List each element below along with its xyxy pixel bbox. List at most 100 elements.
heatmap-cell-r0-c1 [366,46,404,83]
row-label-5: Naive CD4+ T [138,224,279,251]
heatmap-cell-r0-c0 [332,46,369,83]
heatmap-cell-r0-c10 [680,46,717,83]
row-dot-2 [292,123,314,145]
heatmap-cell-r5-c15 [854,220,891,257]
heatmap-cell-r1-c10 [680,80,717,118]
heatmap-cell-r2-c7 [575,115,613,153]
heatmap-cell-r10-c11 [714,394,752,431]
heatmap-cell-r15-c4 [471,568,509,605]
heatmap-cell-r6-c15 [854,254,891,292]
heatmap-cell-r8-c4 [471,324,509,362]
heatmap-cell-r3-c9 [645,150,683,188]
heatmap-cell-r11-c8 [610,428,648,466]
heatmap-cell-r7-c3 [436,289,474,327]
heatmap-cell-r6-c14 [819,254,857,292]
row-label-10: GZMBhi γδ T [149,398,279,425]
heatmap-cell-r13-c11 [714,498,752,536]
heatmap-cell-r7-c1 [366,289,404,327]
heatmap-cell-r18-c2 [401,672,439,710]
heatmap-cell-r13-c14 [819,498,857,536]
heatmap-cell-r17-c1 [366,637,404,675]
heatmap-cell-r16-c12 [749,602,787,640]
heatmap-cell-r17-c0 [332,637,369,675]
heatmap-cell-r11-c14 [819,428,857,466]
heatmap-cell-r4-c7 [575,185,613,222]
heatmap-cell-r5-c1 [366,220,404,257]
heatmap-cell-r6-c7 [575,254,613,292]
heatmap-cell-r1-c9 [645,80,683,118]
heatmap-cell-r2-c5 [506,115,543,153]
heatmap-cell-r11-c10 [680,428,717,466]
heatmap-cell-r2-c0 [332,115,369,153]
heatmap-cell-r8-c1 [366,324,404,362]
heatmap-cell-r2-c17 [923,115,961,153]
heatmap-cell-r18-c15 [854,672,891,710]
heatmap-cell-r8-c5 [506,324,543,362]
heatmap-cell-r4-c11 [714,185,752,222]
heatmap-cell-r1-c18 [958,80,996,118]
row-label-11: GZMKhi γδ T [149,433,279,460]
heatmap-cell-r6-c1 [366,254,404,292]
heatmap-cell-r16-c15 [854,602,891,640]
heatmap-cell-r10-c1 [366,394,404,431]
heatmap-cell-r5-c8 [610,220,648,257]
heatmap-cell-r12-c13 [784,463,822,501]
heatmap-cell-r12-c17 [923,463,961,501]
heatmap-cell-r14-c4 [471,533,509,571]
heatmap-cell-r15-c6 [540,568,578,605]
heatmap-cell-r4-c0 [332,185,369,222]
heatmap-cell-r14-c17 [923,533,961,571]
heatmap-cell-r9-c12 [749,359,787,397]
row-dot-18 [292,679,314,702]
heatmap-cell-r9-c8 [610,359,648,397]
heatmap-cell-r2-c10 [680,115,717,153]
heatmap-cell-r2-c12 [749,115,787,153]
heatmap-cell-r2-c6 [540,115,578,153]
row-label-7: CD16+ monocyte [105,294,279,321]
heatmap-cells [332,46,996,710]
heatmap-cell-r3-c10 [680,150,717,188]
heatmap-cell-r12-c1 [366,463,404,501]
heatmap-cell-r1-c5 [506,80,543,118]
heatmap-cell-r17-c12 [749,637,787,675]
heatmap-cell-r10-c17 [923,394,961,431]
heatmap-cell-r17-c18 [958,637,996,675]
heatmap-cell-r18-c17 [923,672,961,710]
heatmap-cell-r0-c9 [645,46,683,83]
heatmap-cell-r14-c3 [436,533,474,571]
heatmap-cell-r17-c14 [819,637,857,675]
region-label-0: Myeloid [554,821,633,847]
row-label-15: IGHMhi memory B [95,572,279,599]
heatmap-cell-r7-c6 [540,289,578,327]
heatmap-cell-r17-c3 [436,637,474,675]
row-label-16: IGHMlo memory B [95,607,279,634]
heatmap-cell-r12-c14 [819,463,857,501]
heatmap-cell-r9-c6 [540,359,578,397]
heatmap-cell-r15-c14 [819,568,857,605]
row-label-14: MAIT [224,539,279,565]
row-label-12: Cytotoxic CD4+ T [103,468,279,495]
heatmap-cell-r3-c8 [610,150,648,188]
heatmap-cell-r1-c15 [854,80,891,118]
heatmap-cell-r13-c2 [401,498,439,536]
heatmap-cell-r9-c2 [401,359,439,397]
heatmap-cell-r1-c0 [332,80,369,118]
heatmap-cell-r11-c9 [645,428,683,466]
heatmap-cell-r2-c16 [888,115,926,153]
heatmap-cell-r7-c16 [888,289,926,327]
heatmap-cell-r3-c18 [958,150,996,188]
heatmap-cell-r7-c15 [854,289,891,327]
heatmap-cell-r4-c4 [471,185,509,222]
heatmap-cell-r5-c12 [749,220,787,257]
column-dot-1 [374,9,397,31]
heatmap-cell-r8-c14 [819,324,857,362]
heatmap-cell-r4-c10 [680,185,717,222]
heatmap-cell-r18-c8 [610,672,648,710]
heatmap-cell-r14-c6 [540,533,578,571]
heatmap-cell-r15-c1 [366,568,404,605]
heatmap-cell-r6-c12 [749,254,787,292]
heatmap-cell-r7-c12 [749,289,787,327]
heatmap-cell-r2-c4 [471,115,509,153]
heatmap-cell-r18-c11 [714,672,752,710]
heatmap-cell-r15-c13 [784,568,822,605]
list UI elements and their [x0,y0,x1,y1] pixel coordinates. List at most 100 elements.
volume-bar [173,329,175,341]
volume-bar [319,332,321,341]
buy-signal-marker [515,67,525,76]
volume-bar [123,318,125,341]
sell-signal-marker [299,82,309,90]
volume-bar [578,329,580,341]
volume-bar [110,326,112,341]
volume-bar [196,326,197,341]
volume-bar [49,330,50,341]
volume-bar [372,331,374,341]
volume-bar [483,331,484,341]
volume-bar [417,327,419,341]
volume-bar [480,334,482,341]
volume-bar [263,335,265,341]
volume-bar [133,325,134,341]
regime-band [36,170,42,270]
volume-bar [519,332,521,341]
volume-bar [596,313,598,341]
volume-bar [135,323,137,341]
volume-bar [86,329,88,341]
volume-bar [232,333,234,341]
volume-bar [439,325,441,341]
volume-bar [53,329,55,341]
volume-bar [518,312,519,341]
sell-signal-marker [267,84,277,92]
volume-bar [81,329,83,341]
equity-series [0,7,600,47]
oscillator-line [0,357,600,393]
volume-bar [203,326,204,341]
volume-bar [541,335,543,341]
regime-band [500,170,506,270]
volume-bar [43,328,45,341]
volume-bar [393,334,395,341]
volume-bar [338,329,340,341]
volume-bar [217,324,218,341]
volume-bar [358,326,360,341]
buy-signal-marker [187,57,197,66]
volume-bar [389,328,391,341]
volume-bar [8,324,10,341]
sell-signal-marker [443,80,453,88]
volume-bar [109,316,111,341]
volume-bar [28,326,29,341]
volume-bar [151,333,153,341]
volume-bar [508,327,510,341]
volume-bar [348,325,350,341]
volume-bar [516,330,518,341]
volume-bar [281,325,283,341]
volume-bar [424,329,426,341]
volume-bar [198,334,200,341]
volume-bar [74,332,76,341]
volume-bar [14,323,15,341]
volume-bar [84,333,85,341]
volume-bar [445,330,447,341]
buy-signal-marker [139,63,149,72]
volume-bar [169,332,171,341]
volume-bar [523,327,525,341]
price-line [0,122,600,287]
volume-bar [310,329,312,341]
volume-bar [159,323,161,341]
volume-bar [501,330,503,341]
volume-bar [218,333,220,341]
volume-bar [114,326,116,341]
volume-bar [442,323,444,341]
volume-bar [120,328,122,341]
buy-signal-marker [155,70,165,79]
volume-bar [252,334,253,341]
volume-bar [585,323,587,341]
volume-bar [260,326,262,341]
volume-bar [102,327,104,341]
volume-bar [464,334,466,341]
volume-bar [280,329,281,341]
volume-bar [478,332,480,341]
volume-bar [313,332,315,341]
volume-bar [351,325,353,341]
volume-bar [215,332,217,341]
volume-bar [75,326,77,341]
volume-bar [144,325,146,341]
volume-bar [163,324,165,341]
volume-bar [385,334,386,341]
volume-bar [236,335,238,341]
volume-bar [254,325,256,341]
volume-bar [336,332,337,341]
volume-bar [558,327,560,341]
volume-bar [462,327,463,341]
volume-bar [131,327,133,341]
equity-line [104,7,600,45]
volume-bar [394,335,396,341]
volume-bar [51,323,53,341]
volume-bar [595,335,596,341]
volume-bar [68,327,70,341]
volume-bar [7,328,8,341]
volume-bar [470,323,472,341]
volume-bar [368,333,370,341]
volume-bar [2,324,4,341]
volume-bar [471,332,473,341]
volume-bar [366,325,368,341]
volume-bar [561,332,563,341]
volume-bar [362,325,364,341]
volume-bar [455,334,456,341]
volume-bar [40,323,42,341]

===============

> WRITTEN TASK:
Pick out every line of the data above that contains the string "label", matching upper and lower case exactly.

> SOLUTION TO THE EXERCISE:
row-label-5: Naive CD4+ T [138,224,279,251]
row-label-10: GZMBhi γδ T [149,398,279,425]
row-label-11: GZMKhi γδ T [149,433,279,460]
row-label-7: CD16+ monocyte [105,294,279,321]
region-label-0: Myeloid [554,821,633,847]
row-label-15: IGHMhi memory B [95,572,279,599]
row-label-16: IGHMlo memory B [95,607,279,634]
row-label-14: MAIT [224,539,279,565]
row-label-12: Cytotoxic CD4+ T [103,468,279,495]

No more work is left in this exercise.